- [What is being asked]:
Reproduce the data below, substituting "instruction-line" for every occurrence of "step-line" and leaving everything else unchanged.

- [Stored data]:
**********

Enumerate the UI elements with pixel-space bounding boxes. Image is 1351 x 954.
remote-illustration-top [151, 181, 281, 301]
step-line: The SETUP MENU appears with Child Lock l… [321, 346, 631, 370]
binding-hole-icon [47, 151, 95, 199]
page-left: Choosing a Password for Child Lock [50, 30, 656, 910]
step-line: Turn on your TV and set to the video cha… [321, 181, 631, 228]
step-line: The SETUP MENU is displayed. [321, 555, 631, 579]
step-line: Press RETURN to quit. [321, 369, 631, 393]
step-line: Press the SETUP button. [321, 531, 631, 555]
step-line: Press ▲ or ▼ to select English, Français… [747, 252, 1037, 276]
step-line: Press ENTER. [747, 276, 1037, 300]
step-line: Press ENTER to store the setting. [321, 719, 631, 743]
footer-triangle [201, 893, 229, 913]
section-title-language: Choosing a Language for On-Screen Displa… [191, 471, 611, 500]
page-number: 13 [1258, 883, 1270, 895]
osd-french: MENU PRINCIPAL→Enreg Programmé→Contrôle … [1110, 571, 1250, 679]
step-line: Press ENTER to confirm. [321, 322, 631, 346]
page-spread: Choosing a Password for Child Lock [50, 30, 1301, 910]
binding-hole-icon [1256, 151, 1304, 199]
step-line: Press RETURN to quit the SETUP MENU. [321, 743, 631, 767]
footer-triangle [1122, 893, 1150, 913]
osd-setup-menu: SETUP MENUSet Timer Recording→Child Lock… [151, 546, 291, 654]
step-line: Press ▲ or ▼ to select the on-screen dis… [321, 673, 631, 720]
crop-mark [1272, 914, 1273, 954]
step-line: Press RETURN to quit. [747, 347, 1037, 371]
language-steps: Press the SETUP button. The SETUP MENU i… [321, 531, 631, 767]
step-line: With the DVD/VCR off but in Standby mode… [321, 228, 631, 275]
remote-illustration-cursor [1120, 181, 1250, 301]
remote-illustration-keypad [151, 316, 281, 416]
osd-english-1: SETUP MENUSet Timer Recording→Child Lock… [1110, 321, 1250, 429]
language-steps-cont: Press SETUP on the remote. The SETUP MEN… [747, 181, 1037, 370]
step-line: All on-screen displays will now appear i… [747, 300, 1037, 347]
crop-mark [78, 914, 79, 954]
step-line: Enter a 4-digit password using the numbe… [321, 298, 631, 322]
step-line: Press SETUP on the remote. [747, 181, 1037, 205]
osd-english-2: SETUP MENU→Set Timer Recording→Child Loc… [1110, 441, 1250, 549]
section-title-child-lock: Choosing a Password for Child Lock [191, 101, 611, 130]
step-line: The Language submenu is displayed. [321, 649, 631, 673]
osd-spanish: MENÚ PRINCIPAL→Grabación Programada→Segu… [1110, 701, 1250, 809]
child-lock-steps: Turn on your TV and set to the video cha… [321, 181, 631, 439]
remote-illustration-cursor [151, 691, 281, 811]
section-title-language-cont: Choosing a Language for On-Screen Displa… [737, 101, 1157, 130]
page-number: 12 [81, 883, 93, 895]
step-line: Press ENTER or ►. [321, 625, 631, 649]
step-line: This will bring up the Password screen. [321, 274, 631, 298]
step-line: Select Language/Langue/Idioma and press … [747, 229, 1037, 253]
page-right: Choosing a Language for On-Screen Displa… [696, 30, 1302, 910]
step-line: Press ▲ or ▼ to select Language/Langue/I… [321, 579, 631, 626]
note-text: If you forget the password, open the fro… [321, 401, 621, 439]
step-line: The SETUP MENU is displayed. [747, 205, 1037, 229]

**********

- [Response for this exercise]:
Enumerate the UI elements with pixel-space bounding boxes. Image is 1351 x 954.
remote-illustration-top [151, 181, 281, 301]
instruction-line: The SETUP MENU appears with Child Lock l… [321, 346, 631, 370]
binding-hole-icon [47, 151, 95, 199]
page-left: Choosing a Password for Child Lock [50, 30, 656, 910]
instruction-line: Turn on your TV and set to the video cha… [321, 181, 631, 228]
instruction-line: The SETUP MENU is displayed. [321, 555, 631, 579]
instruction-line: Press RETURN to quit. [321, 369, 631, 393]
instruction-line: Press the SETUP button. [321, 531, 631, 555]
instruction-line: Press ▲ or ▼ to select English, Français… [747, 252, 1037, 276]
instruction-line: Press ENTER. [747, 276, 1037, 300]
instruction-line: Press ENTER to store the setting. [321, 719, 631, 743]
footer-triangle [201, 893, 229, 913]
section-title-language: Choosing a Language for On-Screen Displa… [191, 471, 611, 500]
page-number: 13 [1258, 883, 1270, 895]
osd-french: MENU PRINCIPAL→Enreg Programmé→Contrôle … [1110, 571, 1250, 679]
instruction-line: Press ENTER to confirm. [321, 322, 631, 346]
page-spread: Choosing a Password for Child Lock [50, 30, 1301, 910]
binding-hole-icon [1256, 151, 1304, 199]
instruction-line: Press RETURN to quit the SETUP MENU. [321, 743, 631, 767]
footer-triangle [1122, 893, 1150, 913]
osd-setup-menu: SETUP MENUSet Timer Recording→Child Lock… [151, 546, 291, 654]
instruction-line: Press ▲ or ▼ to select the on-screen dis… [321, 673, 631, 720]
crop-mark [1272, 914, 1273, 954]
instruction-line: Press RETURN to quit. [747, 347, 1037, 371]
language-steps: Press the SETUP button. The SETUP MENU i… [321, 531, 631, 767]
instruction-line: With the DVD/VCR off but in Standby mode… [321, 228, 631, 275]
remote-illustration-cursor [1120, 181, 1250, 301]
remote-illustration-keypad [151, 316, 281, 416]
osd-english-1: SETUP MENUSet Timer Recording→Child Lock… [1110, 321, 1250, 429]
language-steps-cont: Press SETUP on the remote. The SETUP MEN… [747, 181, 1037, 370]
instruction-line: All on-screen displays will now appear i… [747, 300, 1037, 347]
crop-mark [78, 914, 79, 954]
instruction-line: Enter a 4-digit password using the numbe… [321, 298, 631, 322]
instruction-line: Press SETUP on the remote. [747, 181, 1037, 205]
osd-english-2: SETUP MENU→Set Timer Recording→Child Loc… [1110, 441, 1250, 549]
section-title-child-lock: Choosing a Password for Child Lock [191, 101, 611, 130]
instruction-line: The Language submenu is displayed. [321, 649, 631, 673]
osd-spanish: MENÚ PRINCIPAL→Grabación Programada→Segu… [1110, 701, 1250, 809]
child-lock-steps: Turn on your TV and set to the video cha… [321, 181, 631, 439]
remote-illustration-cursor [151, 691, 281, 811]
section-title-language-cont: Choosing a Language for On-Screen Displa… [737, 101, 1157, 130]
page-number: 12 [81, 883, 93, 895]
instruction-line: Press ENTER or ►. [321, 625, 631, 649]
instruction-line: This will bring up the Password screen. [321, 274, 631, 298]
instruction-line: Select Language/Langue/Idioma and press … [747, 229, 1037, 253]
page-right: Choosing a Language for On-Screen Displa… [696, 30, 1302, 910]
instruction-line: Press ▲ or ▼ to select Language/Langue/I… [321, 579, 631, 626]
note-text: If you forget the password, open the fro… [321, 401, 621, 439]
instruction-line: The SETUP MENU is displayed. [747, 205, 1037, 229]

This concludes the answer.